(Short exercise): Please print all of the material below, word for word.

Records that describe figures
* begin *
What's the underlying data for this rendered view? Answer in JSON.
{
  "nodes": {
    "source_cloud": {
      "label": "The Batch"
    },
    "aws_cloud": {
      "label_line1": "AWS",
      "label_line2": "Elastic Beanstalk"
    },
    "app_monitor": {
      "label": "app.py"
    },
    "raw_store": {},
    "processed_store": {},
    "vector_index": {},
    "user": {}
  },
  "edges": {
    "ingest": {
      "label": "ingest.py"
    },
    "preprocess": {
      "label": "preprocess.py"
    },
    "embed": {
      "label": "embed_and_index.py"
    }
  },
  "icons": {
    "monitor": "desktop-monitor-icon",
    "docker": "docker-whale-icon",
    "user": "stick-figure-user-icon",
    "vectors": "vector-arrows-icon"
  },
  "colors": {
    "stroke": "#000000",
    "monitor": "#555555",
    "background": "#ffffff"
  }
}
* end *
(Response to this exercise):
What's the underlying data for this rendered view? Answer in JSON.
{
  "nodes": {
    "source_cloud": {
      "label": "The Batch"
    },
    "aws_cloud": {
      "label_line1": "AWS",
      "label_line2": "Elastic Beanstalk"
    },
    "app_monitor": {
      "label": "app.py"
    },
    "raw_store": {},
    "processed_store": {},
    "vector_index": {},
    "user": {}
  },
  "edges": {
    "ingest": {
      "label": "ingest.py"
    },
    "preprocess": {
      "label": "preprocess.py"
    },
    "embed": {
      "label": "embed_and_index.py"
    }
  },
  "icons": {
    "monitor": "desktop-monitor-icon",
    "docker": "docker-whale-icon",
    "user": "stick-figure-user-icon",
    "vectors": "vector-arrows-icon"
  },
  "colors": {
    "stroke": "#000000",
    "monitor": "#555555",
    "background": "#ffffff"
  }
}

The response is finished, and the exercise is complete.